**PROVIDED DATA:**
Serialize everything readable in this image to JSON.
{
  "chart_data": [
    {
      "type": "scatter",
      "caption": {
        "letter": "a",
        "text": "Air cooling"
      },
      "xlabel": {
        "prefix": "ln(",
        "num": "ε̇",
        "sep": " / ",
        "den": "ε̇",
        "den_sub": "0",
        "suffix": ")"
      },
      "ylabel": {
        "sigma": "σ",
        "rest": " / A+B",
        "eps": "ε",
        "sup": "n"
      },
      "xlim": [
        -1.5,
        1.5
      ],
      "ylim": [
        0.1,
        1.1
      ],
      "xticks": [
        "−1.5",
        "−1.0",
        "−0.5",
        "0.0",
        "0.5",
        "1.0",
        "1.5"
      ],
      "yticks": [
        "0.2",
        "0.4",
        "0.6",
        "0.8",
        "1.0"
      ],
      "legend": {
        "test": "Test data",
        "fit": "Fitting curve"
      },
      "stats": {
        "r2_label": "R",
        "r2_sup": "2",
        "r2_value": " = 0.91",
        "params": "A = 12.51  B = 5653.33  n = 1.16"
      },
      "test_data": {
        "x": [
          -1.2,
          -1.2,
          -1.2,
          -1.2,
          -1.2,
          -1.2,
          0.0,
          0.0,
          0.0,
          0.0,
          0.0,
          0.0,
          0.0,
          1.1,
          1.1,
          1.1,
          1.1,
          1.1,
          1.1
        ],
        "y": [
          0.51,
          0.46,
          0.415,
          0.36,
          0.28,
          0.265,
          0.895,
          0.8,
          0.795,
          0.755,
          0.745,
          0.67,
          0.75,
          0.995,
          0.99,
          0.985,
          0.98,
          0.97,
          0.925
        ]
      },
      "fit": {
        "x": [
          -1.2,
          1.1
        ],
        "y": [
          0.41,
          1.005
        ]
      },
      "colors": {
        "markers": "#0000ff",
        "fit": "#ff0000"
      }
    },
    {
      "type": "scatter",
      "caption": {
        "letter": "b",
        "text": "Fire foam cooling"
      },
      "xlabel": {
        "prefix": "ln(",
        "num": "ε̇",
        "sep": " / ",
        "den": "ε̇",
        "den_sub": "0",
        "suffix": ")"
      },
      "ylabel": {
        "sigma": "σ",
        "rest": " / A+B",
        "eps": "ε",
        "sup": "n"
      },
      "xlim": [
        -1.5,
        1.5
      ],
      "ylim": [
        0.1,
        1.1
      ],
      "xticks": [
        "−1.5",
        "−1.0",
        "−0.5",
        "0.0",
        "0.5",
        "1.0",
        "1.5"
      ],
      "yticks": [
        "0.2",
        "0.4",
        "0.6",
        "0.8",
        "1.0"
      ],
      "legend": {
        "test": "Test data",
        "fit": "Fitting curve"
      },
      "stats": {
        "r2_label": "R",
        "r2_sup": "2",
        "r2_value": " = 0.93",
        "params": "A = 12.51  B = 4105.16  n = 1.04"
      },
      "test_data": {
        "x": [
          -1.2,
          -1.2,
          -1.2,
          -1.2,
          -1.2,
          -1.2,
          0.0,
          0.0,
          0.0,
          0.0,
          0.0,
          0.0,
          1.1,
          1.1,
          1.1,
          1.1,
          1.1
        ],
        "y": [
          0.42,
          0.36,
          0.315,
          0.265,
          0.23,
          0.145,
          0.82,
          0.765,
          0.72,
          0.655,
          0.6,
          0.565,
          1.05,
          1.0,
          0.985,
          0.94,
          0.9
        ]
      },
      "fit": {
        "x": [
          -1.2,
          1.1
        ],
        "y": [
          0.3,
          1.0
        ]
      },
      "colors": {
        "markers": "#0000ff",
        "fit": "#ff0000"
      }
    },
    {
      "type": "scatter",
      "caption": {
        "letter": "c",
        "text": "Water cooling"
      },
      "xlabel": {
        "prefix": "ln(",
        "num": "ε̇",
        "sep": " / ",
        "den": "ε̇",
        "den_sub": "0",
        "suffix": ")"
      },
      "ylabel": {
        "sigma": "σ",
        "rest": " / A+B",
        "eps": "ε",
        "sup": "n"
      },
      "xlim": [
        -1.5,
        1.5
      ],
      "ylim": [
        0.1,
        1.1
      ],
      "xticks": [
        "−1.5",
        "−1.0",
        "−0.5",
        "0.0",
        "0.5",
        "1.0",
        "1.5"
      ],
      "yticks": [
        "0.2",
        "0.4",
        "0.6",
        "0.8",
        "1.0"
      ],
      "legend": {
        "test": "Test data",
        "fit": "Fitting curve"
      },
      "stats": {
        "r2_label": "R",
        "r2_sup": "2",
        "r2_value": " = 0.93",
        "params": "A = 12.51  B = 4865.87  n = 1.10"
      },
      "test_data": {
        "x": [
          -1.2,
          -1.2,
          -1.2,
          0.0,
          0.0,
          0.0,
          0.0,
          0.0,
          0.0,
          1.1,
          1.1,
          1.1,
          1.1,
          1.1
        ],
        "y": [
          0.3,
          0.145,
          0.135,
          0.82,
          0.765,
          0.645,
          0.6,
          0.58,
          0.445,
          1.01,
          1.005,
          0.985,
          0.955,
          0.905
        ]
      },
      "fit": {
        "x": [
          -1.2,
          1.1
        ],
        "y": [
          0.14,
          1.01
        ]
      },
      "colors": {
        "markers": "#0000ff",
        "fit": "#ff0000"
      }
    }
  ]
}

**WHAT IS BEING ASKED:** Restate the records, all of them, precisely as written.

**SOLUTION TO THE EXERCISE:**
Serialize everything readable in this image to JSON.
{
  "chart_data": [
    {
      "type": "scatter",
      "caption": {
        "letter": "a",
        "text": "Air cooling"
      },
      "xlabel": {
        "prefix": "ln(",
        "num": "ε̇",
        "sep": " / ",
        "den": "ε̇",
        "den_sub": "0",
        "suffix": ")"
      },
      "ylabel": {
        "sigma": "σ",
        "rest": " / A+B",
        "eps": "ε",
        "sup": "n"
      },
      "xlim": [
        -1.5,
        1.5
      ],
      "ylim": [
        0.1,
        1.1
      ],
      "xticks": [
        "−1.5",
        "−1.0",
        "−0.5",
        "0.0",
        "0.5",
        "1.0",
        "1.5"
      ],
      "yticks": [
        "0.2",
        "0.4",
        "0.6",
        "0.8",
        "1.0"
      ],
      "legend": {
        "test": "Test data",
        "fit": "Fitting curve"
      },
      "stats": {
        "r2_label": "R",
        "r2_sup": "2",
        "r2_value": " = 0.91",
        "params": "A = 12.51  B = 5653.33  n = 1.16"
      },
      "test_data": {
        "x": [
          -1.2,
          -1.2,
          -1.2,
          -1.2,
          -1.2,
          -1.2,
          0.0,
          0.0,
          0.0,
          0.0,
          0.0,
          0.0,
          0.0,
          1.1,
          1.1,
          1.1,
          1.1,
          1.1,
          1.1
        ],
        "y": [
          0.51,
          0.46,
          0.415,
          0.36,
          0.28,
          0.265,
          0.895,
          0.8,
          0.795,
          0.755,
          0.745,
          0.67,
          0.75,
          0.995,
          0.99,
          0.985,
          0.98,
          0.97,
          0.925
        ]
      },
      "fit": {
        "x": [
          -1.2,
          1.1
        ],
        "y": [
          0.41,
          1.005
        ]
      },
      "colors": {
        "markers": "#0000ff",
        "fit": "#ff0000"
      }
    },
    {
      "type": "scatter",
      "caption": {
        "letter": "b",
        "text": "Fire foam cooling"
      },
      "xlabel": {
        "prefix": "ln(",
        "num": "ε̇",
        "sep": " / ",
        "den": "ε̇",
        "den_sub": "0",
        "suffix": ")"
      },
      "ylabel": {
        "sigma": "σ",
        "rest": " / A+B",
        "eps": "ε",
        "sup": "n"
      },
      "xlim": [
        -1.5,
        1.5
      ],
      "ylim": [
        0.1,
        1.1
      ],
      "xticks": [
        "−1.5",
        "−1.0",
        "−0.5",
        "0.0",
        "0.5",
        "1.0",
        "1.5"
      ],
      "yticks": [
        "0.2",
        "0.4",
        "0.6",
        "0.8",
        "1.0"
      ],
      "legend": {
        "test": "Test data",
        "fit": "Fitting curve"
      },
      "stats": {
        "r2_label": "R",
        "r2_sup": "2",
        "r2_value": " = 0.93",
        "params": "A = 12.51  B = 4105.16  n = 1.04"
      },
      "test_data": {
        "x": [
          -1.2,
          -1.2,
          -1.2,
          -1.2,
          -1.2,
          -1.2,
          0.0,
          0.0,
          0.0,
          0.0,
          0.0,
          0.0,
          1.1,
          1.1,
          1.1,
          1.1,
          1.1
        ],
        "y": [
          0.42,
          0.36,
          0.315,
          0.265,
          0.23,
          0.145,
          0.82,
          0.765,
          0.72,
          0.655,
          0.6,
          0.565,
          1.05,
          1.0,
          0.985,
          0.94,
          0.9
        ]
      },
      "fit": {
        "x": [
          -1.2,
          1.1
        ],
        "y": [
          0.3,
          1.0
        ]
      },
      "colors": {
        "markers": "#0000ff",
        "fit": "#ff0000"
      }
    },
    {
      "type": "scatter",
      "caption": {
        "letter": "c",
        "text": "Water cooling"
      },
      "xlabel": {
        "prefix": "ln(",
        "num": "ε̇",
        "sep": " / ",
        "den": "ε̇",
        "den_sub": "0",
        "suffix": ")"
      },
      "ylabel": {
        "sigma": "σ",
        "rest": " / A+B",
        "eps": "ε",
        "sup": "n"
      },
      "xlim": [
        -1.5,
        1.5
      ],
      "ylim": [
        0.1,
        1.1
      ],
      "xticks": [
        "−1.5",
        "−1.0",
        "−0.5",
        "0.0",
        "0.5",
        "1.0",
        "1.5"
      ],
      "yticks": [
        "0.2",
        "0.4",
        "0.6",
        "0.8",
        "1.0"
      ],
      "legend": {
        "test": "Test data",
        "fit": "Fitting curve"
      },
      "stats": {
        "r2_label": "R",
        "r2_sup": "2",
        "r2_value": " = 0.93",
        "params": "A = 12.51  B = 4865.87  n = 1.10"
      },
      "test_data": {
        "x": [
          -1.2,
          -1.2,
          -1.2,
          0.0,
          0.0,
          0.0,
          0.0,
          0.0,
          0.0,
          1.1,
          1.1,
          1.1,
          1.1,
          1.1
        ],
        "y": [
          0.3,
          0.145,
          0.135,
          0.82,
          0.765,
          0.645,
          0.6,
          0.58,
          0.445,
          1.01,
          1.005,
          0.985,
          0.955,
          0.905
        ]
      },
      "fit": {
        "x": [
          -1.2,
          1.1
        ],
        "y": [
          0.14,
          1.01
        ]
      },
      "colors": {
        "markers": "#0000ff",
        "fit": "#ff0000"
      }
    }
  ]
}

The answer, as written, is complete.